(Source records)
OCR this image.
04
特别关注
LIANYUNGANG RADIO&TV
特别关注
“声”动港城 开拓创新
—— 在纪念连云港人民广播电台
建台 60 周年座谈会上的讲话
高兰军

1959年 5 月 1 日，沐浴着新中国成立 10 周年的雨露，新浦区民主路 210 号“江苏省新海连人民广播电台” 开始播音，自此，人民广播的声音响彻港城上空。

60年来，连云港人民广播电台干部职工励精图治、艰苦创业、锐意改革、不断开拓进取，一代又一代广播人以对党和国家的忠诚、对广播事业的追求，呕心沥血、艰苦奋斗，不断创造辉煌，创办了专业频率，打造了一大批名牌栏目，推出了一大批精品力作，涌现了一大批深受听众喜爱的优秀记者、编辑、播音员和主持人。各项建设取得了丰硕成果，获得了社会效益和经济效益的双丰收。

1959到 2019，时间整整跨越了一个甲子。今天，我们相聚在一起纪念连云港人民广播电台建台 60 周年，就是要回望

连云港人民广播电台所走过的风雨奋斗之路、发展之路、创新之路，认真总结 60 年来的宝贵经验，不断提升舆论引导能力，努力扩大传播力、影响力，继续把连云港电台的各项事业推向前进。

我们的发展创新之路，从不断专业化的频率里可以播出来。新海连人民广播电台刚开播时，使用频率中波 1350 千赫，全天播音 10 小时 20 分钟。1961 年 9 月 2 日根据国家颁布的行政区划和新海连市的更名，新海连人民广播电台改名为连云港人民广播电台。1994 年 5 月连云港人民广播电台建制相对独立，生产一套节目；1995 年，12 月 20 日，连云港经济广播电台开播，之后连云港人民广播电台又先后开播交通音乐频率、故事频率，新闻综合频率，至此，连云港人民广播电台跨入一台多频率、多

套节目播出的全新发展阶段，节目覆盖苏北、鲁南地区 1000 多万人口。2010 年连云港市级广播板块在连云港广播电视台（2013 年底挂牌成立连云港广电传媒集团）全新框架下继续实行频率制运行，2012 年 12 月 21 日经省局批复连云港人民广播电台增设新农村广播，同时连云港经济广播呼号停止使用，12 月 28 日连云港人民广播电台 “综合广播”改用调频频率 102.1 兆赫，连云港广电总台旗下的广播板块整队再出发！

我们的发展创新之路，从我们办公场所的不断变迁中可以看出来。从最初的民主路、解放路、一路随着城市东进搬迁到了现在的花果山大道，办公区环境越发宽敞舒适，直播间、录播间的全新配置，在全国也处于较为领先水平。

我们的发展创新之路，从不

◆ Job ◆
Output the full listing exactly as it stands.

◆ Correct response ◆
OCR this image.
04
特别关注
LIANYUNGANG RADIO&TV
特别关注
“声”动港城 开拓创新
—— 在纪念连云港人民广播电台
建台 60 周年座谈会上的讲话
高兰军

1959年 5 月 1 日，沐浴着新中国成立 10 周年的雨露，新浦区民主路 210 号“江苏省新海连人民广播电台” 开始播音，自此，人民广播的声音响彻港城上空。

60年来，连云港人民广播电台干部职工励精图治、艰苦创业、锐意改革、不断开拓进取，一代又一代广播人以对党和国家的忠诚、对广播事业的追求，呕心沥血、艰苦奋斗，不断创造辉煌，创办了专业频率，打造了一大批名牌栏目，推出了一大批精品力作，涌现了一大批深受听众喜爱的优秀记者、编辑、播音员和主持人。各项建设取得了丰硕成果，获得了社会效益和经济效益的双丰收。

1959到 2019，时间整整跨越了一个甲子。今天，我们相聚在一起纪念连云港人民广播电台建台 60 周年，就是要回望

连云港人民广播电台所走过的风雨奋斗之路、发展之路、创新之路，认真总结 60 年来的宝贵经验，不断提升舆论引导能力，努力扩大传播力、影响力，继续把连云港电台的各项事业推向前进。

我们的发展创新之路，从不断专业化的频率里可以播出来。新海连人民广播电台刚开播时，使用频率中波 1350 千赫，全天播音 10 小时 20 分钟。1961 年 9 月 2 日根据国家颁布的行政区划和新海连市的更名，新海连人民广播电台改名为连云港人民广播电台。1994 年 5 月连云港人民广播电台建制相对独立，生产一套节目；1995 年，12 月 20 日，连云港经济广播电台开播，之后连云港人民广播电台又先后开播交通音乐频率、故事频率，新闻综合频率，至此，连云港人民广播电台跨入一台多频率、多

套节目播出的全新发展阶段，节目覆盖苏北、鲁南地区 1000 多万人口。2010 年连云港市级广播板块在连云港广播电视台（2013 年底挂牌成立连云港广电传媒集团）全新框架下继续实行频率制运行，2012 年 12 月 21 日经省局批复连云港人民广播电台增设新农村广播，同时连云港经济广播呼号停止使用，12 月 28 日连云港人民广播电台 “综合广播”改用调频频率 102.1 兆赫，连云港广电总台旗下的广播板块整队再出发！

我们的发展创新之路，从我们办公场所的不断变迁中可以看出来。从最初的民主路、解放路、一路随着城市东进搬迁到了现在的花果山大道，办公区环境越发宽敞舒适，直播间、录播间的全新配置，在全国也处于较为领先水平。

我们的发展创新之路，从不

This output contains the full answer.